SET PROBLEM: Print exactly the lines from the one containing "Transcribe this image's" through the last line of the records below, both included, and nothing else; omit any pictures.

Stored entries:
════════════════
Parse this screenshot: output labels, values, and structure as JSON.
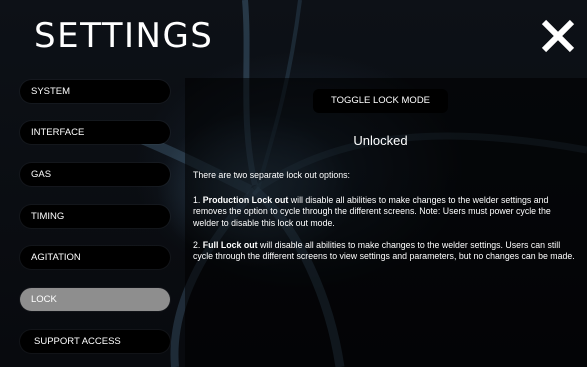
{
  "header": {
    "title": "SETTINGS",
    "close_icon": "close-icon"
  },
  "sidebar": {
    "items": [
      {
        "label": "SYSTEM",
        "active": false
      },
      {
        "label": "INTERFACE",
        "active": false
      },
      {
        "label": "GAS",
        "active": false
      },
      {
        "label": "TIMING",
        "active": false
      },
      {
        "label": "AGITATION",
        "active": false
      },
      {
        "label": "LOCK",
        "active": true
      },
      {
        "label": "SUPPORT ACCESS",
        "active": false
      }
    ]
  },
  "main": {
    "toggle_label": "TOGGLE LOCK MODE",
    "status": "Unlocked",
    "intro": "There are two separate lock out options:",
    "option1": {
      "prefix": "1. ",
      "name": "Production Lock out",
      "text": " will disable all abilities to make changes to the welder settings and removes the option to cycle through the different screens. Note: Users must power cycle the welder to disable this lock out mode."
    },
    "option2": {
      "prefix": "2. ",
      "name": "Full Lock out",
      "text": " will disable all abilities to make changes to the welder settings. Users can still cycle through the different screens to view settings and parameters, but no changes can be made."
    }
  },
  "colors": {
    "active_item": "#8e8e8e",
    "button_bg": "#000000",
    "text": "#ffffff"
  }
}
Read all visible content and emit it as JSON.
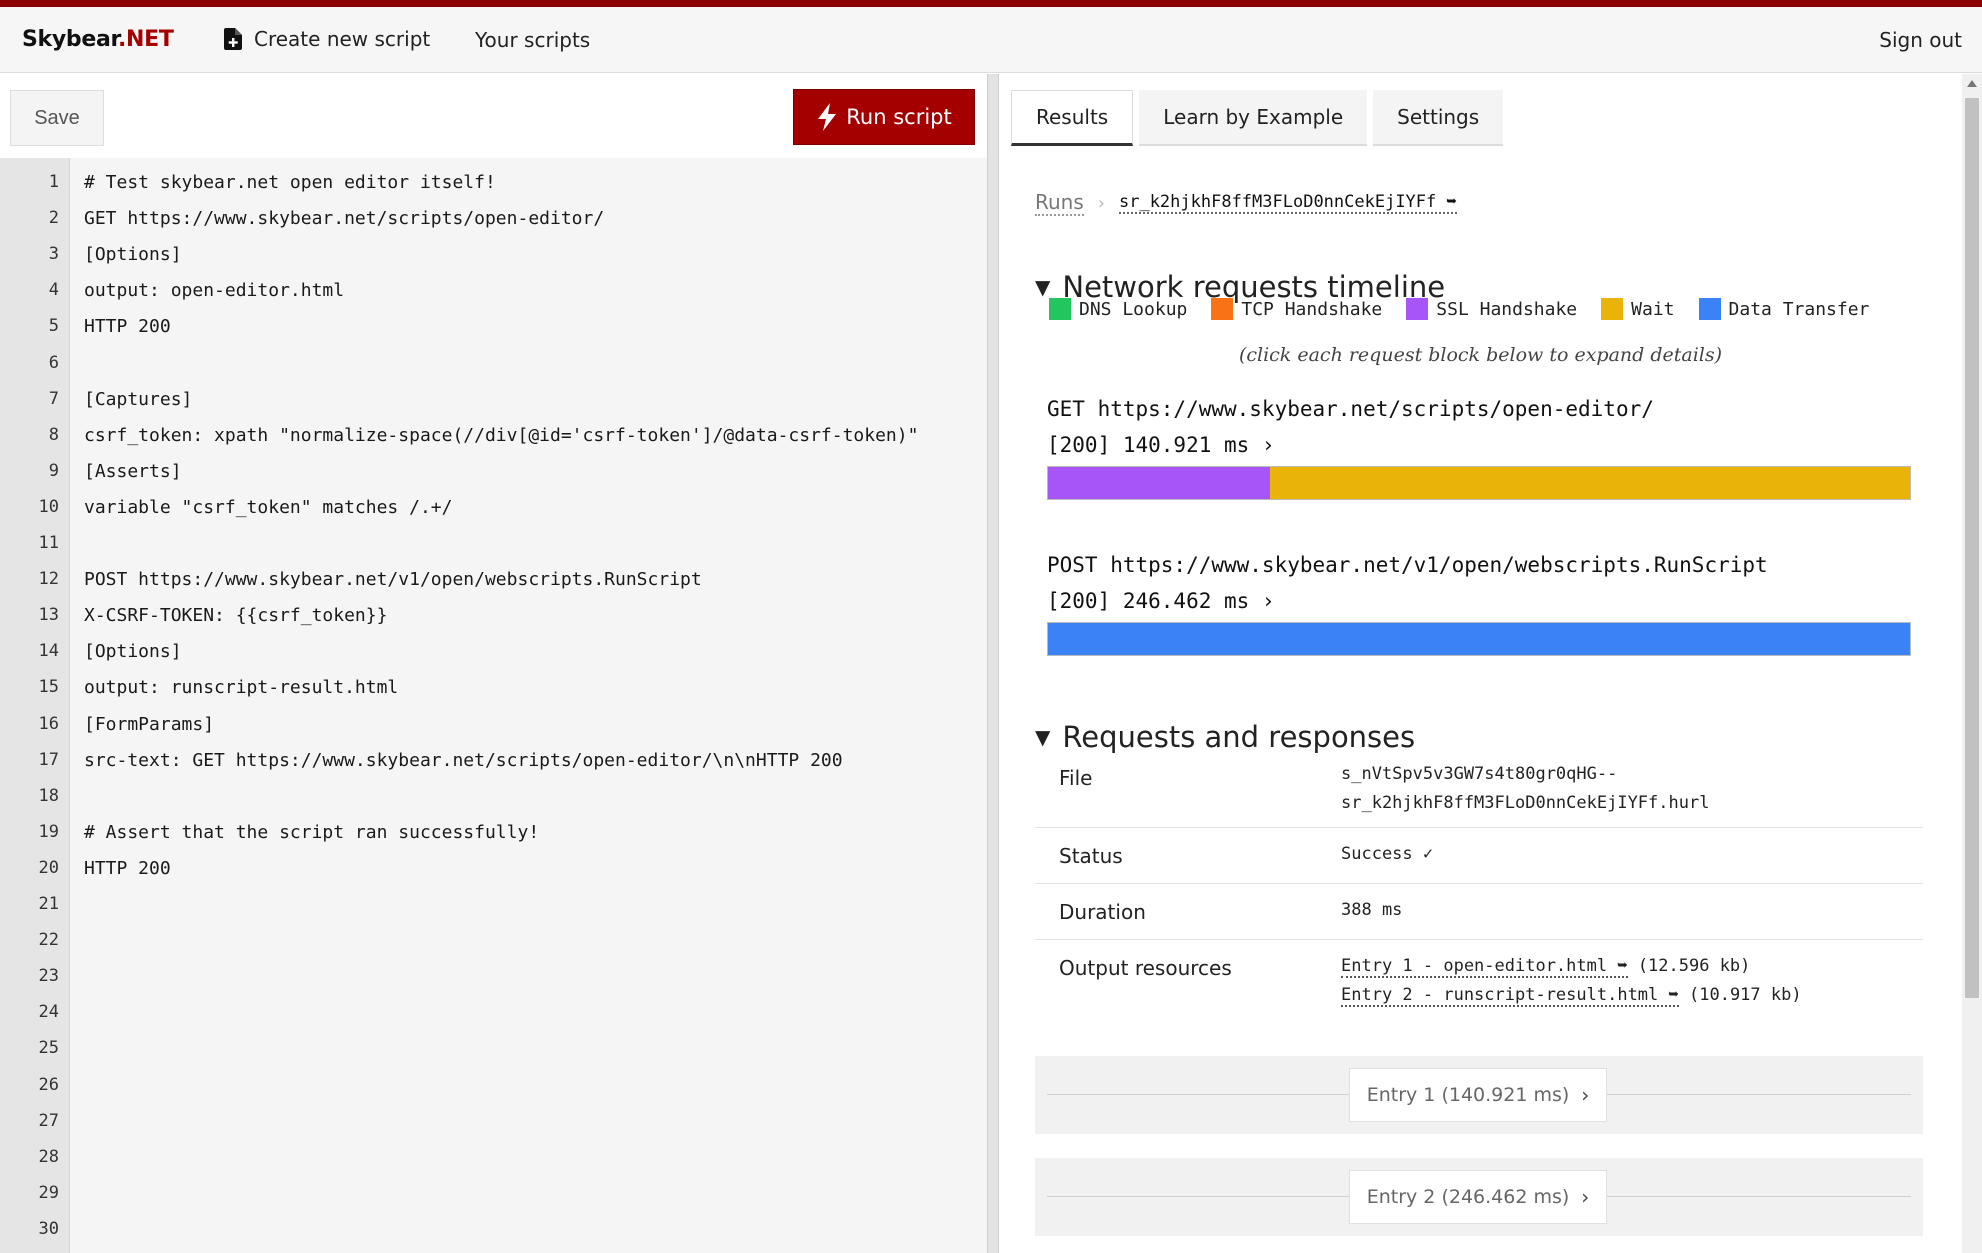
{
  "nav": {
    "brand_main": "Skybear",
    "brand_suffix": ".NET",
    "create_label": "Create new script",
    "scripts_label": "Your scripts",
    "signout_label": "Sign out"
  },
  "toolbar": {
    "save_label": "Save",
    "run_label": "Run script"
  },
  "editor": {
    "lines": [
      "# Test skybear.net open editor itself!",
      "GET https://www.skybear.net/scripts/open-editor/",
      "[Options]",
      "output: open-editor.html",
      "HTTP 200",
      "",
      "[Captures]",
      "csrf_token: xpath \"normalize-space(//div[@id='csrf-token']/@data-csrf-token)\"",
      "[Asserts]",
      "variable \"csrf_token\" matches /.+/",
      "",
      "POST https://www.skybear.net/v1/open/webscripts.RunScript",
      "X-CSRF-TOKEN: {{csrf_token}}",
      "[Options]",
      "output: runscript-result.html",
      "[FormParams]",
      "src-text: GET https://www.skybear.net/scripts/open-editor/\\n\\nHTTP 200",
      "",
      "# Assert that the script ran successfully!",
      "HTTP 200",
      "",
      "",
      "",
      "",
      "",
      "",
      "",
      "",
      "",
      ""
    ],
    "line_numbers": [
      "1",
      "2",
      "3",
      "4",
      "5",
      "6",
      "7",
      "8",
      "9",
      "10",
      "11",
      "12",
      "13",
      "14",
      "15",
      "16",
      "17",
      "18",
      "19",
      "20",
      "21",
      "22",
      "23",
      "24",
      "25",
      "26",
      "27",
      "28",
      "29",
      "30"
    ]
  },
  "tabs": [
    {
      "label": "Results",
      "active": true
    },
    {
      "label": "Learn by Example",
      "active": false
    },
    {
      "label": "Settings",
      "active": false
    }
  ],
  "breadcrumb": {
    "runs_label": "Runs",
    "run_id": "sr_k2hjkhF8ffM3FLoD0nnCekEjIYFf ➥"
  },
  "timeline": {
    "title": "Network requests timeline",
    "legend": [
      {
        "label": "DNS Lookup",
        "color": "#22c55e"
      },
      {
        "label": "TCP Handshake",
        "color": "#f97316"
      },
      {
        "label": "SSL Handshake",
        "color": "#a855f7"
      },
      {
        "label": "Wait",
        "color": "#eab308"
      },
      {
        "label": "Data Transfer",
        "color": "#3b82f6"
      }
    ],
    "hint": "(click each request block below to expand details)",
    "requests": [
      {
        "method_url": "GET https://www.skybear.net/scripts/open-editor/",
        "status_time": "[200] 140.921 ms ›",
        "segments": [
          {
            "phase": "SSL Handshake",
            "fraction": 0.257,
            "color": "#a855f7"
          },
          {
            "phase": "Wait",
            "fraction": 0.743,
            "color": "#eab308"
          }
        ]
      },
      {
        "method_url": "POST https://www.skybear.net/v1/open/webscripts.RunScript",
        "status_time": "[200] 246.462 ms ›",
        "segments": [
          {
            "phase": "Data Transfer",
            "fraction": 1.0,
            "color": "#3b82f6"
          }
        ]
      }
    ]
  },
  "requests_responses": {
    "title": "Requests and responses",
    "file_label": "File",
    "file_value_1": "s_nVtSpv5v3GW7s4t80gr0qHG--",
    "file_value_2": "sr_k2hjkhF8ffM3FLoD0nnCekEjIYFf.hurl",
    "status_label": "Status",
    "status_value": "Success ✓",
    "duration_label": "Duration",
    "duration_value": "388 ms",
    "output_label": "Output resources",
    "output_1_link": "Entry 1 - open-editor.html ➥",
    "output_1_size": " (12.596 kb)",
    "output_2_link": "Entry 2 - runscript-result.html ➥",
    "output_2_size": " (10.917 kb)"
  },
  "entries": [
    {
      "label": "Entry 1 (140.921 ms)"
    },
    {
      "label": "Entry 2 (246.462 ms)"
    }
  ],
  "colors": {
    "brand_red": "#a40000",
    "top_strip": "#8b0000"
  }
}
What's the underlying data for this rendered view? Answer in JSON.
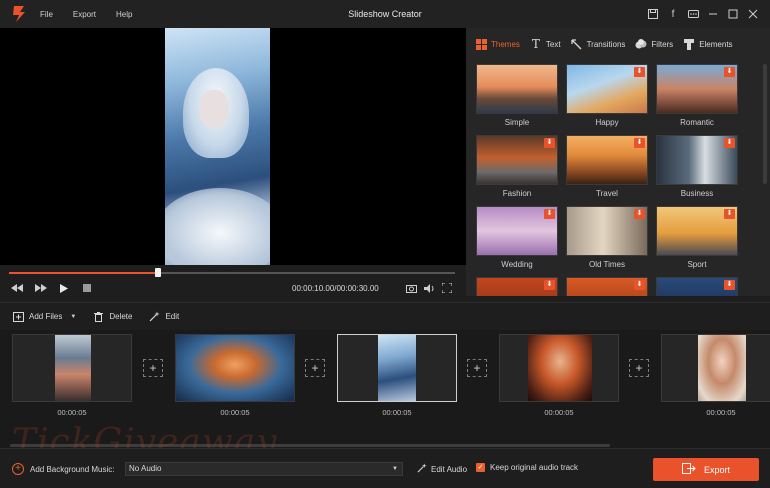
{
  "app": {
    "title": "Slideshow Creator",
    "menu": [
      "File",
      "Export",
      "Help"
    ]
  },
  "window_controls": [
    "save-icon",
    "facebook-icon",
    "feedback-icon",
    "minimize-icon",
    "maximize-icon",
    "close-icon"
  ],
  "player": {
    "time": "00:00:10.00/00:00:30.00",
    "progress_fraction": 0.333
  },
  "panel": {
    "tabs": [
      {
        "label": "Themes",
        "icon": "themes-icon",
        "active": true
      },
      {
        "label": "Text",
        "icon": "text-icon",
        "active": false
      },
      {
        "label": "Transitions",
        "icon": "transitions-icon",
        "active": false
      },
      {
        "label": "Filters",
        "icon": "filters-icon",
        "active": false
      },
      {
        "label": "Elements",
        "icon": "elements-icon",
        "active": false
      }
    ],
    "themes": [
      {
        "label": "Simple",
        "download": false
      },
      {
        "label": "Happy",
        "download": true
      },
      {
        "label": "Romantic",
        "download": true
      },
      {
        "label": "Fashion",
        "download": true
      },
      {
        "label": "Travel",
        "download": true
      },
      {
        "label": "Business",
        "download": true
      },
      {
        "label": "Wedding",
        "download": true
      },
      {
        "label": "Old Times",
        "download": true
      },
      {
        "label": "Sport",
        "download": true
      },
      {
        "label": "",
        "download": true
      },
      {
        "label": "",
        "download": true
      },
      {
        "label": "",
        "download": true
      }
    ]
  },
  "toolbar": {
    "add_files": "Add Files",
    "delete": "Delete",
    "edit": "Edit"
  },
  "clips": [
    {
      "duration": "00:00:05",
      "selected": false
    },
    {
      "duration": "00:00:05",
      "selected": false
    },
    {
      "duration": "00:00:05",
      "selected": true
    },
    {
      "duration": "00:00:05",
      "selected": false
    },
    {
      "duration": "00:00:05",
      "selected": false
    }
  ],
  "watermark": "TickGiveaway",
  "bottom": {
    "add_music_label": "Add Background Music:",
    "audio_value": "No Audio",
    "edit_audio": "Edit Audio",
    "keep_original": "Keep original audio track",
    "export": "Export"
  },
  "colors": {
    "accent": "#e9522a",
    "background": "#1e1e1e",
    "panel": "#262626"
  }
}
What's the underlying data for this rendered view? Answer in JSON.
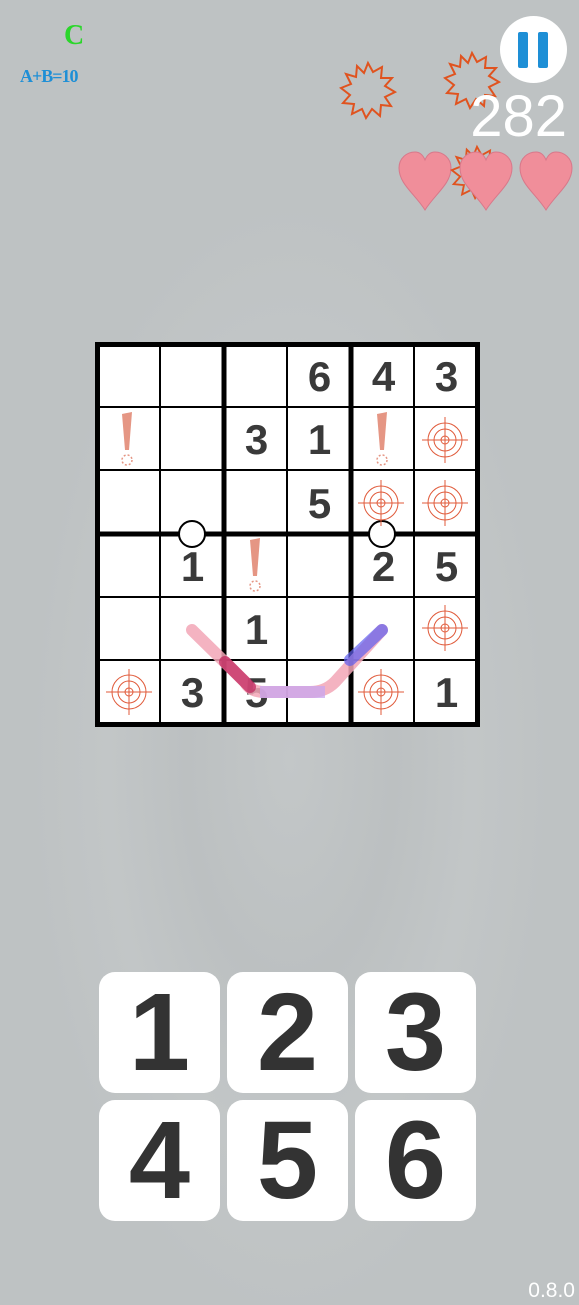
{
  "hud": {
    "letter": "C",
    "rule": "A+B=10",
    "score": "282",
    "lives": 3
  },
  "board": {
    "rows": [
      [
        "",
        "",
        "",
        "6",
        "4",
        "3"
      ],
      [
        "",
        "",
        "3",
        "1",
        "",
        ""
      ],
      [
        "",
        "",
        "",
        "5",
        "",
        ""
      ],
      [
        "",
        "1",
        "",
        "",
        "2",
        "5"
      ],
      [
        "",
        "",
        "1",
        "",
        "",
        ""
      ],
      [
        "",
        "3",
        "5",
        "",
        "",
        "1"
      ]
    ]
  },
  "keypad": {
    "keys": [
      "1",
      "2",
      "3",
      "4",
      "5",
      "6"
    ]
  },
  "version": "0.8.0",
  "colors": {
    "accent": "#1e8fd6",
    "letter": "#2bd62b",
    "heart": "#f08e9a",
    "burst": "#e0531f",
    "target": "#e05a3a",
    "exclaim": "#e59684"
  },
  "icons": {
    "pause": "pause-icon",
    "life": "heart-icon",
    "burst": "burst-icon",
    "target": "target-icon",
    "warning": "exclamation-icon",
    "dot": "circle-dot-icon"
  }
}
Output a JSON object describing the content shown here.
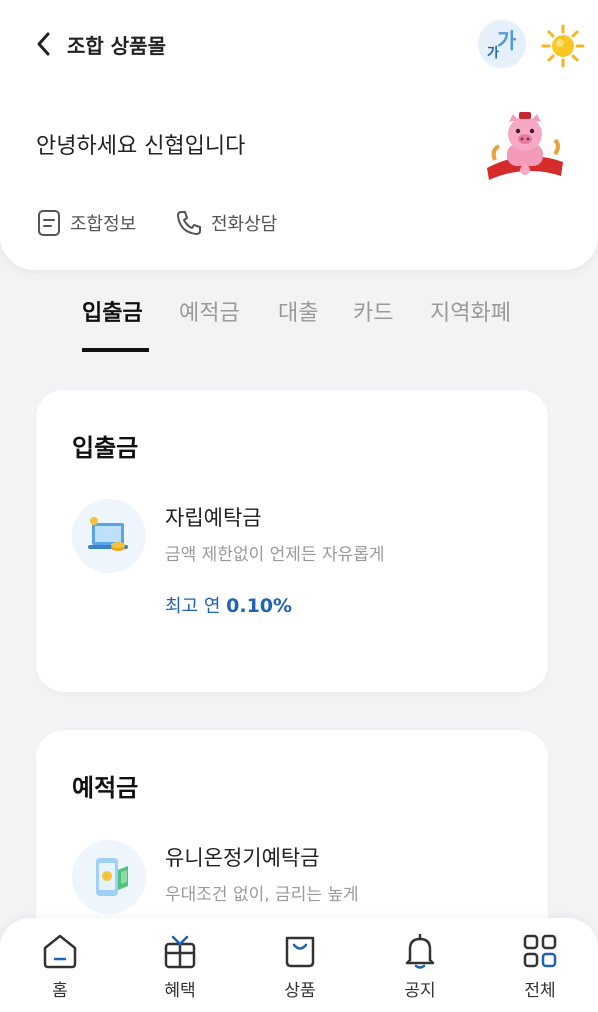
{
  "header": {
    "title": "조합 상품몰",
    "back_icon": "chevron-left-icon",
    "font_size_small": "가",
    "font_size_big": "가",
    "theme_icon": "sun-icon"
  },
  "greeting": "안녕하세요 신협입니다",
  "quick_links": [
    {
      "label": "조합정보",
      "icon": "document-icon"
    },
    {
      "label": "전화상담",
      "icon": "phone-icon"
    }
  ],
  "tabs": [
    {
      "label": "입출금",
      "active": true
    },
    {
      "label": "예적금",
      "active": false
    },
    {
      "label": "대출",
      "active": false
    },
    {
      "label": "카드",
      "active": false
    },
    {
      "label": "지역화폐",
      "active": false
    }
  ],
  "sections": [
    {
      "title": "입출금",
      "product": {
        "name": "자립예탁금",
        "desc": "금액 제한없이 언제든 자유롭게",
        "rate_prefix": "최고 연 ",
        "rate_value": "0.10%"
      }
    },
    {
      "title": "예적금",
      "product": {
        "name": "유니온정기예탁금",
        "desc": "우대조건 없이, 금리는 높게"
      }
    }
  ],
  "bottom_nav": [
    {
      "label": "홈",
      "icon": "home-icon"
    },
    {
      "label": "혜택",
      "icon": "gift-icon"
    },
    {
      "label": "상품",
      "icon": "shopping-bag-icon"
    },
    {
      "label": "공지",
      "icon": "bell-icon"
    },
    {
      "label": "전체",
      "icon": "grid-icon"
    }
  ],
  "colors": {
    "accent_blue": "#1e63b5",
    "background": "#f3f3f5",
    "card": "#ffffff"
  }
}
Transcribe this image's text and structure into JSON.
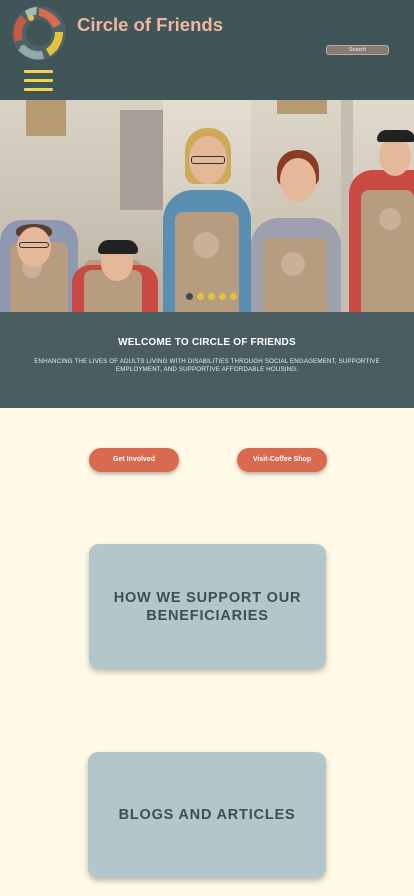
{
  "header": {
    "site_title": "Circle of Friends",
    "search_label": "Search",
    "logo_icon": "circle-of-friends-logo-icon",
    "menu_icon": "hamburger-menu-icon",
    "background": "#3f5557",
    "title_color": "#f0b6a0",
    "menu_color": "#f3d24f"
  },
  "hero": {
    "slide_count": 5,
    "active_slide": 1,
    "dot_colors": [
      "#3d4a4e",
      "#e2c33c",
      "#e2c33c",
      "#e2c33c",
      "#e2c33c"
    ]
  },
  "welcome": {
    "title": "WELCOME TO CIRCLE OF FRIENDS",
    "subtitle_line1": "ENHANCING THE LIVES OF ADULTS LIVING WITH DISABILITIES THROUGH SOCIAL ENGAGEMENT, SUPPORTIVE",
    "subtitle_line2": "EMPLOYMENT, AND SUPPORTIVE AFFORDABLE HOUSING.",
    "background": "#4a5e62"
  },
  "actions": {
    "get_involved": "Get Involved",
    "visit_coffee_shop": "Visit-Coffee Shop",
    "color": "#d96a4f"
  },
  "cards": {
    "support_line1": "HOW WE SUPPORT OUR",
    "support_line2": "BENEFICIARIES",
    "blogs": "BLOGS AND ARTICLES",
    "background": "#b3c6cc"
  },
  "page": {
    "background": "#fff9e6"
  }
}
════════════════
OUTPUT FOR THIS EXERCISE:
Transcribe this image's text and structure into JSON.
{
  "header": {
    "site_title": "Circle of Friends",
    "search_label": "Search",
    "logo_icon": "circle-of-friends-logo-icon",
    "menu_icon": "hamburger-menu-icon",
    "background": "#3f5557",
    "title_color": "#f0b6a0",
    "menu_color": "#f3d24f"
  },
  "hero": {
    "slide_count": 5,
    "active_slide": 1,
    "dot_colors": [
      "#3d4a4e",
      "#e2c33c",
      "#e2c33c",
      "#e2c33c",
      "#e2c33c"
    ]
  },
  "welcome": {
    "title": "WELCOME TO CIRCLE OF FRIENDS",
    "subtitle_line1": "ENHANCING THE LIVES OF ADULTS LIVING WITH DISABILITIES THROUGH SOCIAL ENGAGEMENT, SUPPORTIVE",
    "subtitle_line2": "EMPLOYMENT, AND SUPPORTIVE AFFORDABLE HOUSING.",
    "background": "#4a5e62"
  },
  "actions": {
    "get_involved": "Get Involved",
    "visit_coffee_shop": "Visit-Coffee Shop",
    "color": "#d96a4f"
  },
  "cards": {
    "support_line1": "HOW WE SUPPORT OUR",
    "support_line2": "BENEFICIARIES",
    "blogs": "BLOGS AND ARTICLES",
    "background": "#b3c6cc"
  },
  "page": {
    "background": "#fff9e6"
  }
}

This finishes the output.